■ **À faire**:
**1)** Recopiez, sans rien changer, le passage du descriptif de l'itinéraire à ski qui va de "Du pont de Blanchemer" à "les itinéraires vosgiens...".
**2)** Pouvez-vous rédiger la suite du descriptif de l'itinéraire à ski, en reprenant après sa dernière phrase ?

Du pont de Blanchemer ne pas prendre le sentier du lac, mais traverser le ruisseau (par la route) puis prendre le chemin de droite qui grimpe tout de suite dans la forêt. La pente un peu raide sur les 200 premiers mètres s'adoucit, traverse le chemin des Italiens puis deux clairières isolées, croise le chemin du Génie, avant de cheminer sur une jolie crête boisée.
Après avoir traversé la "route des crêtes", prendre plein est pour atteindre le sommet du Rainkopf (1305 m).
Redescendre vers le Nord jusqu'à la ferme de Ferschmuss (1192 m), repeauter pour grimper sans difficulté au sommet du Kastelberg (1350 m).
Oubliez vite la piste de ski pour pour descendre sur la gauche dans la forêt, et rejoindre le chemin des Chaumes qui vous ramène au Pont de Blanchemer.
Certains diront que c'est presqu'un doublon... mais on est pas prèt d'emboliser le site de Bivouak avec les itinéraires vosgiens...
Variante du Rothenbachkopf: au croisement de la route des crêtes, suivre celle-ci sur quelques centaines de mètres vers le sud, jusqu'au col de Rothenbach (chalet). Remonter les pentes faciles du RothenbachKopf. Il n'y a plus qu'à enchaîner vers le nord en direction du Rainkopf
VARIANTE DU KASTELBERG à KOEPFLE:
Du sommet du Kastelberg, descendre, plein est, sur le versant alsacien en direction de Koepfle: c'est d'abord un beau dôme peu pentu et bien régulier, progressivement la pente s'incline un peu plus sans jamais devenir difficile ni exposée; dans le milieu un courte rupture de pente peut inciter à la prudence, elle se contourne facilement; le bas est une forêt de jeunes arbres épars.

[Entrées de la collection]
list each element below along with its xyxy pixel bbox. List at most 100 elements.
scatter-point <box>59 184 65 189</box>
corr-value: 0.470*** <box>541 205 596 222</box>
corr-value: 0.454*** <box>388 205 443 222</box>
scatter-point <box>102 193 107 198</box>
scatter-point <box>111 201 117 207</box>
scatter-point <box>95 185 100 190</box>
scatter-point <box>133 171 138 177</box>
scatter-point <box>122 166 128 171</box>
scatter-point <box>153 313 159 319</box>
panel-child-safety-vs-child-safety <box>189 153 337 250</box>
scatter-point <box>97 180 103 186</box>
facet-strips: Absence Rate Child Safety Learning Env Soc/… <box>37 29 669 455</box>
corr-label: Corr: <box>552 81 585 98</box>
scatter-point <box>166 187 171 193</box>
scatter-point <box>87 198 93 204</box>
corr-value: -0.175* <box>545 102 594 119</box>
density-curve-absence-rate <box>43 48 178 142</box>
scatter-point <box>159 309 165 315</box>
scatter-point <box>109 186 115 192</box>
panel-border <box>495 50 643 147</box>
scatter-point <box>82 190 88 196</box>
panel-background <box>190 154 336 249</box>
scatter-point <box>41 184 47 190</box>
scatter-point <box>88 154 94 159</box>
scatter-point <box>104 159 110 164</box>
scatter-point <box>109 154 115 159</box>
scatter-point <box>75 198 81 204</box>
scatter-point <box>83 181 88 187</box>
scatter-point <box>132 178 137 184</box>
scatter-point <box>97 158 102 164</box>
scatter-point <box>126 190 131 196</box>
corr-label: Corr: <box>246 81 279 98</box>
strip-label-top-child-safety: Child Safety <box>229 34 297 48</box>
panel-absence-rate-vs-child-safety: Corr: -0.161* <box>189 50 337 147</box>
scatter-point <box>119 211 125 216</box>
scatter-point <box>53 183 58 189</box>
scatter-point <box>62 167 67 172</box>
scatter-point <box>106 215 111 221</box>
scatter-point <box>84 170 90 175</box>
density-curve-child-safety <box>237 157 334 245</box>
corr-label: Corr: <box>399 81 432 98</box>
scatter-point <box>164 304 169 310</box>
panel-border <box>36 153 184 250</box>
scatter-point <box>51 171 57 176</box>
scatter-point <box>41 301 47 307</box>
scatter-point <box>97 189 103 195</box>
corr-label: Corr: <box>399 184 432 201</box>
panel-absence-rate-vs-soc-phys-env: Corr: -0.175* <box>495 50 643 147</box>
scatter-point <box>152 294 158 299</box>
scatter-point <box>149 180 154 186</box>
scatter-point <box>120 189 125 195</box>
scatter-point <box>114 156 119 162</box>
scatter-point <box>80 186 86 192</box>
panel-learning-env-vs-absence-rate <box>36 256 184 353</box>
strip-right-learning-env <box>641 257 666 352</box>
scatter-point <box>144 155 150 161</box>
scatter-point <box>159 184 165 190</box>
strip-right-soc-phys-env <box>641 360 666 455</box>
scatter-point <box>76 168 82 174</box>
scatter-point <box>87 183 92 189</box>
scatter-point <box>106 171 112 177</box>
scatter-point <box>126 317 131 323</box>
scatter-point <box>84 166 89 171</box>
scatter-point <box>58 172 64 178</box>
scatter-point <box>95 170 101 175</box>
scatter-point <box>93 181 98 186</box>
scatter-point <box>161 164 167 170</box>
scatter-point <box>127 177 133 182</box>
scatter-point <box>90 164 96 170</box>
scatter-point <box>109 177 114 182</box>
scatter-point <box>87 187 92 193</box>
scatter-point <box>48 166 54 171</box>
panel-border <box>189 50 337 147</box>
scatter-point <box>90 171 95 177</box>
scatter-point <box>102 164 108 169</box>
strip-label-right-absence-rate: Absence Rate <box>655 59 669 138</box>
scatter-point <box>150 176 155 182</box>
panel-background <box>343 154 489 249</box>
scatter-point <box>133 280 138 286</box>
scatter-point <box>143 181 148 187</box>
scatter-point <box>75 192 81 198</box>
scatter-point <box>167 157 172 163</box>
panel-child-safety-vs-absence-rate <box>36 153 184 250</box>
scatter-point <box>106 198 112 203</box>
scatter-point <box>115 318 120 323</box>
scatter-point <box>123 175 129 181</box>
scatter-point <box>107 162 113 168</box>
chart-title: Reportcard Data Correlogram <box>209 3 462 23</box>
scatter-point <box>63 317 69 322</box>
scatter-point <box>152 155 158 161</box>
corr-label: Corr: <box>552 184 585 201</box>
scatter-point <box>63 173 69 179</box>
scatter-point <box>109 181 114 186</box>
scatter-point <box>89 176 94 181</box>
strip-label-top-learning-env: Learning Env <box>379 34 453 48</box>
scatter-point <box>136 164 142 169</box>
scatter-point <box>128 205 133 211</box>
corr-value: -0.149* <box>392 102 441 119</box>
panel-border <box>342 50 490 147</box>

■ **Réponses numérotées**:
**1)**
Du pont de Blanchemer ne pas prendre le sentier du lac, mais traverser le ruisseau (par la route) puis prendre le chemin de droite qui grimpe tout de suite dans la forêt. La pente un peu raide sur les 200 premiers mètres s'adoucit, traverse le chemin des Italiens puis deux clairières isolées, croise le chemin du Génie, avant de cheminer sur une jolie crête boisée.
Après avoir traversé la "route des crêtes", prendre plein est pour atteindre le sommet du Rainkopf (1305 m).
Redescendre vers le Nord jusqu'à la ferme de Ferschmuss (1192 m), repeauter pour grimper sans difficulté au sommet du Kastelberg (1350 m).
Oubliez vite la piste de ski pour pour descendre sur la gauche dans la forêt, et rejoindre le chemin des Chaumes qui vous ramène au Pont de Blanchemer.
Certains diront que c'est presqu'un doublon... mais on est pas prèt d'emboliser le site de Bivouak avec les itinéraires vosgiens...

**2)**
De Koepfle, la remontée se fait par un chemin balisé d'un triangle bleu qui rejoint la ferme-auberge du Kastelberg (fermée en hiver), il n'y a plus qu'à remonter ce dôme qui est aussi beau à la remonté qu'à la descente et refiler sur le versant lorrain.
Surprise. La neige est présente, relativement abondante au dessus de 900 m, transformée et recouverte de 2 ou 3 cm de fraîche, du velours! Les quelques brumes accrochées sur les sommets se dissipent avec le vent glacial qui m'accueil au sommet et me glace les doigts quand je range mes peaux. Qu'à cela ne tienne après une petite descente, pour le plaisir, vers le col qui sépare le Rainkopf du sommet voisin, le Rothenbachkopf, je remonte une seconde fois au sommet avant une descente classique sur le lac de Blanchemer.
Bien content de cette belle petite couse où j'ai rencontré quelques skirandonneurs sympathiques.